— What to do —
Copy every line of the records below that holds the word "Meſſage".

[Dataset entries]
______

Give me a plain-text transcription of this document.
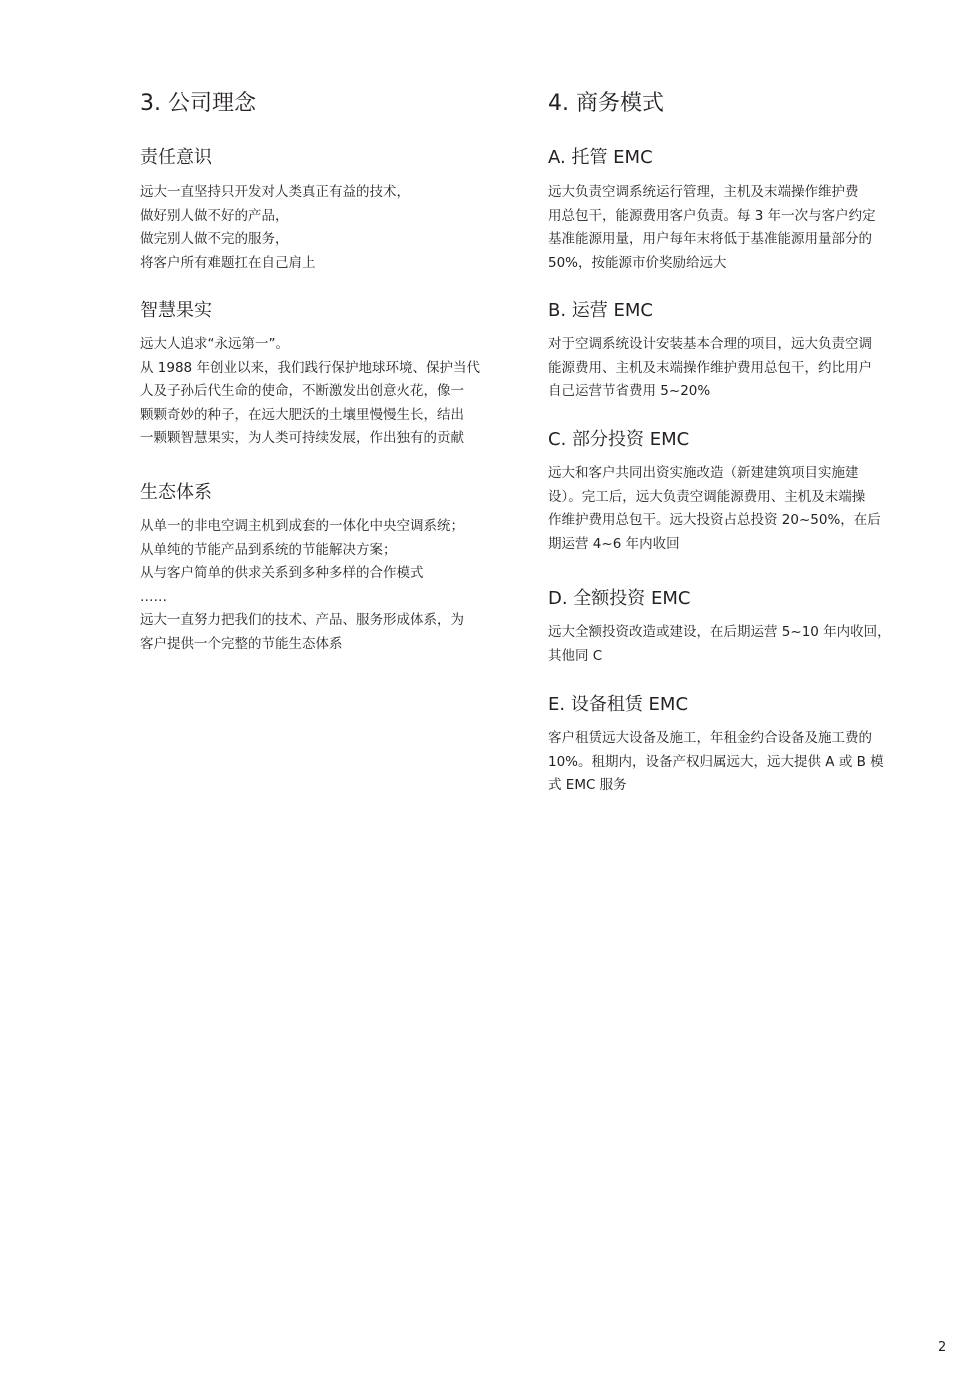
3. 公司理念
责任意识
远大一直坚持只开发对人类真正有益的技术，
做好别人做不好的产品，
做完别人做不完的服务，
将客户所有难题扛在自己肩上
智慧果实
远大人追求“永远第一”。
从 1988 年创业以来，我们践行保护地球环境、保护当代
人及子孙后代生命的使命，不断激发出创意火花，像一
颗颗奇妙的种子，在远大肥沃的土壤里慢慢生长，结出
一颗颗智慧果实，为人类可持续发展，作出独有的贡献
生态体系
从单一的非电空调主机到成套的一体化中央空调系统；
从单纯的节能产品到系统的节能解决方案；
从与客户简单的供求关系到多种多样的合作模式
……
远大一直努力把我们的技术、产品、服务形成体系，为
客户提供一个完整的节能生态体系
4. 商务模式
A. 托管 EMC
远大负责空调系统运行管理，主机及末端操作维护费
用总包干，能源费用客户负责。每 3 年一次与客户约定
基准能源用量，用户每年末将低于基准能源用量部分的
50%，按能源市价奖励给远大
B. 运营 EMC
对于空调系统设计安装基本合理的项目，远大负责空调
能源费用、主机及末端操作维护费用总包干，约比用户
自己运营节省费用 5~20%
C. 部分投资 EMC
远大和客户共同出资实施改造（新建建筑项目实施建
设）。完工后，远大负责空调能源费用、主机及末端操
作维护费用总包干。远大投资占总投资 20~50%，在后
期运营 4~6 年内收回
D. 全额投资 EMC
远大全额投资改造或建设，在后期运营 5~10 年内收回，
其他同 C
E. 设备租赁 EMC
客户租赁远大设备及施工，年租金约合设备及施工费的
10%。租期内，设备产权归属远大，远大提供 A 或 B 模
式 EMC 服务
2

______

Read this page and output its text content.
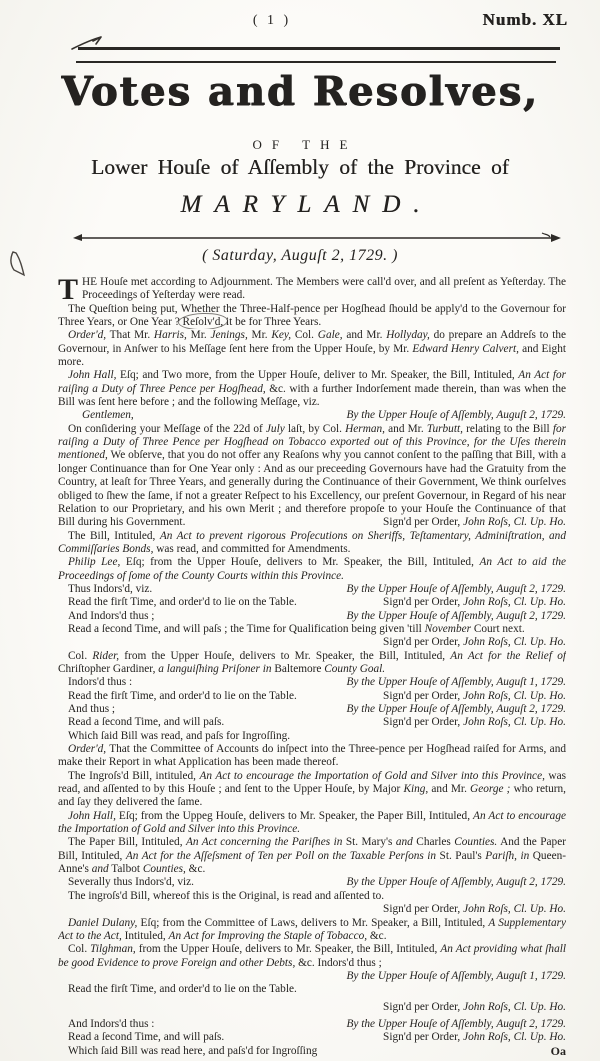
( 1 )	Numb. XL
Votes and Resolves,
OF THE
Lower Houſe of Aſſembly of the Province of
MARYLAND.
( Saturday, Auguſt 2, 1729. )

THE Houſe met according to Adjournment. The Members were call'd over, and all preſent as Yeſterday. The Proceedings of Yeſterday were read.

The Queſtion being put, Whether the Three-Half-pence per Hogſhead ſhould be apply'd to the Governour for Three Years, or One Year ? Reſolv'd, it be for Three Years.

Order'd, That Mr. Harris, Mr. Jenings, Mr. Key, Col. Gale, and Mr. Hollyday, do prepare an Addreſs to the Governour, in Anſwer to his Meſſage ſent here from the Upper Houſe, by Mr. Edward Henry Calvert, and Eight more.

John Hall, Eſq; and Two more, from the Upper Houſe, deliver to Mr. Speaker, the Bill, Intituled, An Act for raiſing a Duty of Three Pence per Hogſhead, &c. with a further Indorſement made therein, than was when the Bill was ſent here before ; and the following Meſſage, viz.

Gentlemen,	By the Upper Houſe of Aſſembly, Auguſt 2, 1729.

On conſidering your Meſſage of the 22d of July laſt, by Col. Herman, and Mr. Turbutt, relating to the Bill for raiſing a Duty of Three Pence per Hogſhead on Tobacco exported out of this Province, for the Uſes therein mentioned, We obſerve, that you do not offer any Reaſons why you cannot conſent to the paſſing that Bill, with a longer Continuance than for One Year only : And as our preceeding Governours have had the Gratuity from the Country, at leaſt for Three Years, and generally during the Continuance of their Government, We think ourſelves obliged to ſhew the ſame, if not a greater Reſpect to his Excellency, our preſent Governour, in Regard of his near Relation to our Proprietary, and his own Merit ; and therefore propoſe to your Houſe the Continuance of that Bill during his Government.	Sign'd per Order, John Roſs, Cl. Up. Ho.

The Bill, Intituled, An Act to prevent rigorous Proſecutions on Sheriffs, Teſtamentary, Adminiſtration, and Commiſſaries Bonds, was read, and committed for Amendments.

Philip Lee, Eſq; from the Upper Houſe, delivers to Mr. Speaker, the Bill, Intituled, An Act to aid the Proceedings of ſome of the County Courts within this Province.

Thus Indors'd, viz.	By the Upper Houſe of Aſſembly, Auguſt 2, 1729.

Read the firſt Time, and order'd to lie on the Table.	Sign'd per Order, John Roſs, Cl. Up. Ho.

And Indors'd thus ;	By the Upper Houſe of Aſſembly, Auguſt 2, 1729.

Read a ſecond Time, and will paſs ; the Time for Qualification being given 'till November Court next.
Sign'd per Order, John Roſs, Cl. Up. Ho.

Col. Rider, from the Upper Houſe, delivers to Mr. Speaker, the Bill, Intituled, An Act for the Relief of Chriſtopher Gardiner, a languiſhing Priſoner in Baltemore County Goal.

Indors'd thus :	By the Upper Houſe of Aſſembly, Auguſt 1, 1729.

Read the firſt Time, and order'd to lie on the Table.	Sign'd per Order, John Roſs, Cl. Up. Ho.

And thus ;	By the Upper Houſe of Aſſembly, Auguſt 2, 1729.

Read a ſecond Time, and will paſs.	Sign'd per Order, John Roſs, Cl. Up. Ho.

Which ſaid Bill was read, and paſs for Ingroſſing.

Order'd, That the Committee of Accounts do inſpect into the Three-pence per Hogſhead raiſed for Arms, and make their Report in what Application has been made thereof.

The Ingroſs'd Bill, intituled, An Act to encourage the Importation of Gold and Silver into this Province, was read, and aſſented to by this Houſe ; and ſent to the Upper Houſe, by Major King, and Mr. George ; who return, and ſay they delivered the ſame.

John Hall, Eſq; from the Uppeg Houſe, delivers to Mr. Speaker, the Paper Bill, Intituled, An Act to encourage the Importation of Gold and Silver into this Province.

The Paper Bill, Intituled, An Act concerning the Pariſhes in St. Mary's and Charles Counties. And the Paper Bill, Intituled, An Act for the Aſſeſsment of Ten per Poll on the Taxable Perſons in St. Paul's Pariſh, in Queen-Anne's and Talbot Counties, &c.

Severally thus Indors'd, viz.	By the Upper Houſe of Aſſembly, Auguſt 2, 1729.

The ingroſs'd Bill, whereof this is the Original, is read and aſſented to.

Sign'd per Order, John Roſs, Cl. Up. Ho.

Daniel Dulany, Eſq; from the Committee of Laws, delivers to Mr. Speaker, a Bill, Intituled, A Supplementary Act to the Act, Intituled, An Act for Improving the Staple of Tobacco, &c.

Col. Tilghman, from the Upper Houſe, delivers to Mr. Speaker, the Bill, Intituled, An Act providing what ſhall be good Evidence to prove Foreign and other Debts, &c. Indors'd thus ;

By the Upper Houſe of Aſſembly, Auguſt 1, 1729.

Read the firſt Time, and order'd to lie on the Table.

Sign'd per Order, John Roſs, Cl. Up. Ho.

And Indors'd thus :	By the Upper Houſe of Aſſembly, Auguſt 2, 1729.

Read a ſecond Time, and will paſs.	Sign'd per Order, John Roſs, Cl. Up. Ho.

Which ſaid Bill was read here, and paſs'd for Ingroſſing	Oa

______

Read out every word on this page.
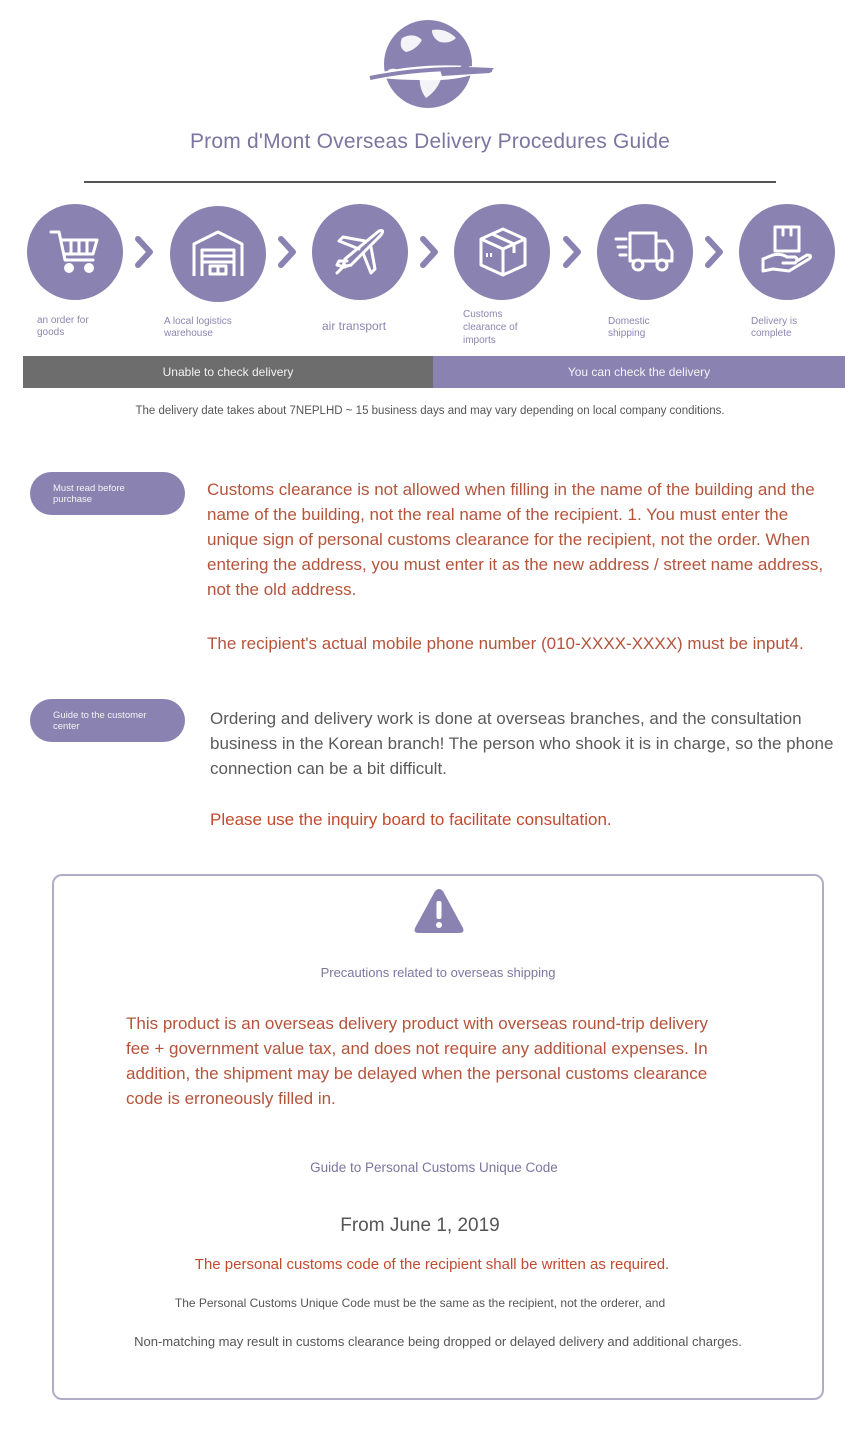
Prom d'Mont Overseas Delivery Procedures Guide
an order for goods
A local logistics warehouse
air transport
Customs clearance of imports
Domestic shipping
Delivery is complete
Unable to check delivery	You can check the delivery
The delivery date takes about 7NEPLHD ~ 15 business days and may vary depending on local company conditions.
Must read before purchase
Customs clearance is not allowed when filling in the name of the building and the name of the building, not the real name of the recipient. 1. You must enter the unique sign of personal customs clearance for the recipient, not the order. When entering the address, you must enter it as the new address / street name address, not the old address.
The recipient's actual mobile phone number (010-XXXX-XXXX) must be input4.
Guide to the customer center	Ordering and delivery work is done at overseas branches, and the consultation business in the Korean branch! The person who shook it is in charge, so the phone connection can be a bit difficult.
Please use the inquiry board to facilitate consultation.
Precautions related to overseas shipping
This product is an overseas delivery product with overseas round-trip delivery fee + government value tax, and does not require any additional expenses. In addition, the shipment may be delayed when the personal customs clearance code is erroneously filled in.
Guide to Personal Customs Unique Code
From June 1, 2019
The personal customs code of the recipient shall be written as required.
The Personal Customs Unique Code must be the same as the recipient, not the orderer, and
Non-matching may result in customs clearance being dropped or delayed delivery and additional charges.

______

— The output —
Order'd, That Mr. Harris, Mr. Jenings, Mr. Key, Col. Gale, and Mr. Hollyday, do prepare an Addreſs to the Governour, in Anſwer to his Meſſage ſent here from the Upper Houſe, by Mr. Edward Henry Calvert, and Eight more.
John Hall, Eſq; and Two more, from the Upper Houſe, deliver to Mr. Speaker, the Bill, Intituled, An Act for raiſing a Duty of Three Pence per Hogſhead, &c. with a further Indorſement made therein, than was when the Bill was ſent here before ; and the following Meſſage, viz.
On conſidering your Meſſage of the 22d of July laſt, by Col. Herman, and Mr. Turbutt, relating to the Bill for raiſing a Duty of Three Pence per Hogſhead on Tobacco exported out of this Province, for the Uſes therein mentioned, We obſerve, that you do not offer any Reaſons why you cannot conſent to the paſſing that Bill, with a longer Continuance than for One Year only : And as our preceeding Governours have had the Gratuity from the Country, at leaſt for Three Years, and generally during the Continuance of their Government, We think ourſelves obliged to ſhew the ſame, if not a greater Reſpect to his Excellency, our preſent Governour, in Regard of his near Relation to our Proprietary, and his own Merit ; and therefore propoſe to your Houſe the Continuance of that Bill during his Government.	Sign'd per Order, John Roſs, Cl. Up. Ho.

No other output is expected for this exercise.